- **Figure data in JSON**
+++++
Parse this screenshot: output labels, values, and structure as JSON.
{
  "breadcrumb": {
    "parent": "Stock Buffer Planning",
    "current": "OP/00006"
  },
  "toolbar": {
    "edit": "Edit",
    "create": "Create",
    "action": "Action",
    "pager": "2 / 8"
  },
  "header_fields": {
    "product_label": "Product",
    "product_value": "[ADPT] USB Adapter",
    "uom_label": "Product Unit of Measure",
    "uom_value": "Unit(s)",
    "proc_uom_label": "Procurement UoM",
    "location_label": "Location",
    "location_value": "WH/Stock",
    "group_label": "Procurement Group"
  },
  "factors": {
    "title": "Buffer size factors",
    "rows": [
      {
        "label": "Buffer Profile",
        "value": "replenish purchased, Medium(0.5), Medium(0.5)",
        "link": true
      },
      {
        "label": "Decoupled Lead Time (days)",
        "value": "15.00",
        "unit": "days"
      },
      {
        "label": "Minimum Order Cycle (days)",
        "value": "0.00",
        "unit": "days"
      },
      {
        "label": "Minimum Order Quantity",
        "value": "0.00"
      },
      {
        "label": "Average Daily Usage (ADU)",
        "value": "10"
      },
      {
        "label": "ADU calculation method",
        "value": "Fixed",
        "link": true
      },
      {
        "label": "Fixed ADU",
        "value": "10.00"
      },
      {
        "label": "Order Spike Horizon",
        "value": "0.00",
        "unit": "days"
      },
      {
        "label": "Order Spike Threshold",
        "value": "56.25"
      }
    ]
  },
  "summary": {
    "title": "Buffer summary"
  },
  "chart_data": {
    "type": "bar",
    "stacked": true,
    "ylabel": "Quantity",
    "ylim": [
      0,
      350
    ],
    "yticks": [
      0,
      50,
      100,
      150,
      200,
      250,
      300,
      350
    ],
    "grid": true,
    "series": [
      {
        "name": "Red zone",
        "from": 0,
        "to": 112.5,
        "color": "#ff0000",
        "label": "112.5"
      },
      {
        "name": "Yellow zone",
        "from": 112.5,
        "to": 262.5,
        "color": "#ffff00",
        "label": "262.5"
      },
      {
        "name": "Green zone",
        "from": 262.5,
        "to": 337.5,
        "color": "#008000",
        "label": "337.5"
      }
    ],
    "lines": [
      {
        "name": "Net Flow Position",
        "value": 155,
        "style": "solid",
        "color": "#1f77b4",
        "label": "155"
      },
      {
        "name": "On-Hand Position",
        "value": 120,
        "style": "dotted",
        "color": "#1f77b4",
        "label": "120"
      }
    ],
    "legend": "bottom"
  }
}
+++++
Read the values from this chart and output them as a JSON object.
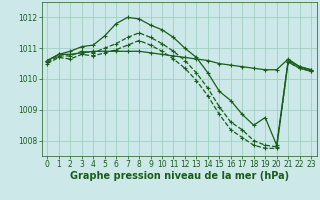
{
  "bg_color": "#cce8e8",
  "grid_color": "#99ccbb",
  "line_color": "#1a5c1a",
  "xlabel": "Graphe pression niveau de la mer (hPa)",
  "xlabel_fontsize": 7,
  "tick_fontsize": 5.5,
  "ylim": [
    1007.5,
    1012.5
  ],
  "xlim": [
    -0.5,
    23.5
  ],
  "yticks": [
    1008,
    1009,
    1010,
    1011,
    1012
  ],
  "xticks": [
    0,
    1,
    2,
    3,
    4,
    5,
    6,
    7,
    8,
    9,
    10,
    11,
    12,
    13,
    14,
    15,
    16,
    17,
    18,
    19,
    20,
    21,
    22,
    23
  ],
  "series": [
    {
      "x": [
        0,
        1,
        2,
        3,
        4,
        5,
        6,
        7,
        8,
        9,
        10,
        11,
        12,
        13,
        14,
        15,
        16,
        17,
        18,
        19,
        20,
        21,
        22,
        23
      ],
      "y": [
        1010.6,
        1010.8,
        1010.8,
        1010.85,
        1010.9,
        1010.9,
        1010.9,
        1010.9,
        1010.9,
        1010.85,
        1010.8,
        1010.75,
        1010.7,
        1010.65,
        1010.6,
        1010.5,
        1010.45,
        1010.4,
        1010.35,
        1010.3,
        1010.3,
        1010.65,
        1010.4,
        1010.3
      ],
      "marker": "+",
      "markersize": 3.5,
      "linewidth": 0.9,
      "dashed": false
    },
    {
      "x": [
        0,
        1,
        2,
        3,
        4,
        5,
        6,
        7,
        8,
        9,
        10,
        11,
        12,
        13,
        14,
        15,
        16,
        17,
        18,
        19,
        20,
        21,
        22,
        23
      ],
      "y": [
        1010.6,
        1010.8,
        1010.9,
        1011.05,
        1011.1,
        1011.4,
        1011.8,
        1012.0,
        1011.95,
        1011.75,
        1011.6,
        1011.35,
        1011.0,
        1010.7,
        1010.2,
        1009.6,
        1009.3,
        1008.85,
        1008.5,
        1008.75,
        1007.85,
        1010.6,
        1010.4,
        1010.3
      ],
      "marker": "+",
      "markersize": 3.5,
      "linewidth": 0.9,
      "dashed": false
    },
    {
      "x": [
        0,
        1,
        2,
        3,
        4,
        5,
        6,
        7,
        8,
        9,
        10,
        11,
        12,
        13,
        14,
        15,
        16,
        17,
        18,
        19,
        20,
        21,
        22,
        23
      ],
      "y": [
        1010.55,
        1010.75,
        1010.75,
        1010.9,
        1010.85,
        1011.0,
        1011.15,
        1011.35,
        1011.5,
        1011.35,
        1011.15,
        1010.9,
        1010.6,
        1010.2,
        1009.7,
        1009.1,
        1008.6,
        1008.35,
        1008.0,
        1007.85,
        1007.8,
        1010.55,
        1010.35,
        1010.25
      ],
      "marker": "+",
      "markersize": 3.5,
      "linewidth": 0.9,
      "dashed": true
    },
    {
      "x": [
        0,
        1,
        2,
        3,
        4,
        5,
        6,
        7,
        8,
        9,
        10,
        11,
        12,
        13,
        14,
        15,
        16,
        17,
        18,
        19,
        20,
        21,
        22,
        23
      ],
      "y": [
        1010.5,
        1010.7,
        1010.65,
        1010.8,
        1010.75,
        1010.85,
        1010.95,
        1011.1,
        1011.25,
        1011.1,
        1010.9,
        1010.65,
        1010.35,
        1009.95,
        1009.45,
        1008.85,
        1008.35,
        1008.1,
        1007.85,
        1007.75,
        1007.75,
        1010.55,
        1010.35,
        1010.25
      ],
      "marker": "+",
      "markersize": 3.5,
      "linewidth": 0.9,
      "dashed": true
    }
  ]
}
+++++
- **WHAT YOU HAVE TO DO**
Extract from the material all lines containing the string "Spike".

- **TASK RESPONSE**
        "label": "Order Spike Horizon",
        "label": "Order Spike Threshold",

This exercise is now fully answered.